** BEGIN RECORDS SHOWN **

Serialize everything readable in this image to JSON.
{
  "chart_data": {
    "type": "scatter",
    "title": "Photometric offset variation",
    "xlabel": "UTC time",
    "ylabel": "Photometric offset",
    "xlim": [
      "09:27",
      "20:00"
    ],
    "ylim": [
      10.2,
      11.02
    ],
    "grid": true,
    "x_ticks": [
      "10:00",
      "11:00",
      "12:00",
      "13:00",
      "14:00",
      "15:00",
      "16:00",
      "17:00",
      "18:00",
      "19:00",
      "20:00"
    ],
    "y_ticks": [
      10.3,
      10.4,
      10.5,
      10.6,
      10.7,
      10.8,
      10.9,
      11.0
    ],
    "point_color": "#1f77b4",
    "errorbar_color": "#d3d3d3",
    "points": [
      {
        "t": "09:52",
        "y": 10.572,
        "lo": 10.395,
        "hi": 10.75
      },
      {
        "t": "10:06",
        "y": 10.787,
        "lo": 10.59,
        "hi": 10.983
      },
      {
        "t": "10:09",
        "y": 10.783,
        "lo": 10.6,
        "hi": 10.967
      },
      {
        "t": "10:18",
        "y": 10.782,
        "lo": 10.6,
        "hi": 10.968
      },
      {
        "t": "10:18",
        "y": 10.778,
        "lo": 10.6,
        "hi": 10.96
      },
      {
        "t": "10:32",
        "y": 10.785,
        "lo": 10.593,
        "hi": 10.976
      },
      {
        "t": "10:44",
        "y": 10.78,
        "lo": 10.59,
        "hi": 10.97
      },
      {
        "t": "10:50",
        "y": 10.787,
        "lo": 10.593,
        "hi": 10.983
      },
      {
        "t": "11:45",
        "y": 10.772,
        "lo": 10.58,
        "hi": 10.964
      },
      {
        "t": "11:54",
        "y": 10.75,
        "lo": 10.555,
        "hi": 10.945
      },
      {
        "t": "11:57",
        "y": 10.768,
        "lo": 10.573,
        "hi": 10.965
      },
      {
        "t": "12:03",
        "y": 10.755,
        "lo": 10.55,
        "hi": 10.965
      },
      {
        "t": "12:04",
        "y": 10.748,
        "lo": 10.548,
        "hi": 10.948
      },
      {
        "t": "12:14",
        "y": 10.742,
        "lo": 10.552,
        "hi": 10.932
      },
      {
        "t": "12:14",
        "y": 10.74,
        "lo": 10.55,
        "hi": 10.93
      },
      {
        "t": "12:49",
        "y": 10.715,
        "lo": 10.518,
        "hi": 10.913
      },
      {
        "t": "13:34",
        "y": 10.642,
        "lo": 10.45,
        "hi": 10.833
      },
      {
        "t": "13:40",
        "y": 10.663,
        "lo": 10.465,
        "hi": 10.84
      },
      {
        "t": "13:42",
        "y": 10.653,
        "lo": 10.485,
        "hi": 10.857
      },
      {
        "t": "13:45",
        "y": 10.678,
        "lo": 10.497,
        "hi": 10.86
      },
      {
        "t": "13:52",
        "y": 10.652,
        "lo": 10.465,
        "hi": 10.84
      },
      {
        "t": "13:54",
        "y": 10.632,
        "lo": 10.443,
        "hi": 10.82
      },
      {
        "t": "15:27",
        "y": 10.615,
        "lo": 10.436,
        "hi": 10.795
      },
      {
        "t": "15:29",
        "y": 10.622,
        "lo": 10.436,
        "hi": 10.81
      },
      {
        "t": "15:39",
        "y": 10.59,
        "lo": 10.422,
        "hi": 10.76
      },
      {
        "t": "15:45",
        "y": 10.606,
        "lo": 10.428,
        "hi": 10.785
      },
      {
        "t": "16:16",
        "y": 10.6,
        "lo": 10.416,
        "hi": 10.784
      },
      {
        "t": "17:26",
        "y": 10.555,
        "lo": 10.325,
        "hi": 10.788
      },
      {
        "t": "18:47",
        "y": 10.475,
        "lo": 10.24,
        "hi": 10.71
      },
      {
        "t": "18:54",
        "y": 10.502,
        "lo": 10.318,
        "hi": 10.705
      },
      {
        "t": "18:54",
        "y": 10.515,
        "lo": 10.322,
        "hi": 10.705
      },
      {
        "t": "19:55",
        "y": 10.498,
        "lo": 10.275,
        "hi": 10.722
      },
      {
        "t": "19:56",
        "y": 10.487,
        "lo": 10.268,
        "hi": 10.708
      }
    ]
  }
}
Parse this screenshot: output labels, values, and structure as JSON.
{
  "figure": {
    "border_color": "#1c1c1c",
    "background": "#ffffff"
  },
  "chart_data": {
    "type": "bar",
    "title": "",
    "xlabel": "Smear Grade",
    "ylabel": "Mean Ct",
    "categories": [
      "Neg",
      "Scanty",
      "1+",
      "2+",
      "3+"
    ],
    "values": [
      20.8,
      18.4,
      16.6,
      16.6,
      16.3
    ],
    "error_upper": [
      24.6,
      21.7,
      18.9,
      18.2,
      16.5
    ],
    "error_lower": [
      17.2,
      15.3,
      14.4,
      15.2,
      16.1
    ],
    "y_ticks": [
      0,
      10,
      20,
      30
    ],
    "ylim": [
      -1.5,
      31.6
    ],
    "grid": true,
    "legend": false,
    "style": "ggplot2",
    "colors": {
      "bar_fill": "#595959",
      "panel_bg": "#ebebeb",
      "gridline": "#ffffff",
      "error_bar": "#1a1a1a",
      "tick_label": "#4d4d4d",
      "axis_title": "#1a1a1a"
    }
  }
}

** END RECORDS SHOWN **

PROBLEM REQUIREMENTS
Above are some records. Print them all exactly.

CORRECT ANSWER
Serialize everything readable in this image to JSON.
{
  "chart_data": {
    "type": "scatter",
    "title": "Photometric offset variation",
    "xlabel": "UTC time",
    "ylabel": "Photometric offset",
    "xlim": [
      "09:27",
      "20:00"
    ],
    "ylim": [
      10.2,
      11.02
    ],
    "grid": true,
    "x_ticks": [
      "10:00",
      "11:00",
      "12:00",
      "13:00",
      "14:00",
      "15:00",
      "16:00",
      "17:00",
      "18:00",
      "19:00",
      "20:00"
    ],
    "y_ticks": [
      10.3,
      10.4,
      10.5,
      10.6,
      10.7,
      10.8,
      10.9,
      11.0
    ],
    "point_color": "#1f77b4",
    "errorbar_color": "#d3d3d3",
    "points": [
      {
        "t": "09:52",
        "y": 10.572,
        "lo": 10.395,
        "hi": 10.75
      },
      {
        "t": "10:06",
        "y": 10.787,
        "lo": 10.59,
        "hi": 10.983
      },
      {
        "t": "10:09",
        "y": 10.783,
        "lo": 10.6,
        "hi": 10.967
      },
      {
        "t": "10:18",
        "y": 10.782,
        "lo": 10.6,
        "hi": 10.968
      },
      {
        "t": "10:18",
        "y": 10.778,
        "lo": 10.6,
        "hi": 10.96
      },
      {
        "t": "10:32",
        "y": 10.785,
        "lo": 10.593,
        "hi": 10.976
      },
      {
        "t": "10:44",
        "y": 10.78,
        "lo": 10.59,
        "hi": 10.97
      },
      {
        "t": "10:50",
        "y": 10.787,
        "lo": 10.593,
        "hi": 10.983
      },
      {
        "t": "11:45",
        "y": 10.772,
        "lo": 10.58,
        "hi": 10.964
      },
      {
        "t": "11:54",
        "y": 10.75,
        "lo": 10.555,
        "hi": 10.945
      },
      {
        "t": "11:57",
        "y": 10.768,
        "lo": 10.573,
        "hi": 10.965
      },
      {
        "t": "12:03",
        "y": 10.755,
        "lo": 10.55,
        "hi": 10.965
      },
      {
        "t": "12:04",
        "y": 10.748,
        "lo": 10.548,
        "hi": 10.948
      },
      {
        "t": "12:14",
        "y": 10.742,
        "lo": 10.552,
        "hi": 10.932
      },
      {
        "t": "12:14",
        "y": 10.74,
        "lo": 10.55,
        "hi": 10.93
      },
      {
        "t": "12:49",
        "y": 10.715,
        "lo": 10.518,
        "hi": 10.913
      },
      {
        "t": "13:34",
        "y": 10.642,
        "lo": 10.45,
        "hi": 10.833
      },
      {
        "t": "13:40",
        "y": 10.663,
        "lo": 10.465,
        "hi": 10.84
      },
      {
        "t": "13:42",
        "y": 10.653,
        "lo": 10.485,
        "hi": 10.857
      },
      {
        "t": "13:45",
        "y": 10.678,
        "lo": 10.497,
        "hi": 10.86
      },
      {
        "t": "13:52",
        "y": 10.652,
        "lo": 10.465,
        "hi": 10.84
      },
      {
        "t": "13:54",
        "y": 10.632,
        "lo": 10.443,
        "hi": 10.82
      },
      {
        "t": "15:27",
        "y": 10.615,
        "lo": 10.436,
        "hi": 10.795
      },
      {
        "t": "15:29",
        "y": 10.622,
        "lo": 10.436,
        "hi": 10.81
      },
      {
        "t": "15:39",
        "y": 10.59,
        "lo": 10.422,
        "hi": 10.76
      },
      {
        "t": "15:45",
        "y": 10.606,
        "lo": 10.428,
        "hi": 10.785
      },
      {
        "t": "16:16",
        "y": 10.6,
        "lo": 10.416,
        "hi": 10.784
      },
      {
        "t": "17:26",
        "y": 10.555,
        "lo": 10.325,
        "hi": 10.788
      },
      {
        "t": "18:47",
        "y": 10.475,
        "lo": 10.24,
        "hi": 10.71
      },
      {
        "t": "18:54",
        "y": 10.502,
        "lo": 10.318,
        "hi": 10.705
      },
      {
        "t": "18:54",
        "y": 10.515,
        "lo": 10.322,
        "hi": 10.705
      },
      {
        "t": "19:55",
        "y": 10.498,
        "lo": 10.275,
        "hi": 10.722
      },
      {
        "t": "19:56",
        "y": 10.487,
        "lo": 10.268,
        "hi": 10.708
      }
    ]
  }
}
Parse this screenshot: output labels, values, and structure as JSON.
{
  "figure": {
    "border_color": "#1c1c1c",
    "background": "#ffffff"
  },
  "chart_data": {
    "type": "bar",
    "title": "",
    "xlabel": "Smear Grade",
    "ylabel": "Mean Ct",
    "categories": [
      "Neg",
      "Scanty",
      "1+",
      "2+",
      "3+"
    ],
    "values": [
      20.8,
      18.4,
      16.6,
      16.6,
      16.3
    ],
    "error_upper": [
      24.6,
      21.7,
      18.9,
      18.2,
      16.5
    ],
    "error_lower": [
      17.2,
      15.3,
      14.4,
      15.2,
      16.1
    ],
    "y_ticks": [
      0,
      10,
      20,
      30
    ],
    "ylim": [
      -1.5,
      31.6
    ],
    "grid": true,
    "legend": false,
    "style": "ggplot2",
    "colors": {
      "bar_fill": "#595959",
      "panel_bg": "#ebebeb",
      "gridline": "#ffffff",
      "error_bar": "#1a1a1a",
      "tick_label": "#4d4d4d",
      "axis_title": "#1a1a1a"
    }
  }
}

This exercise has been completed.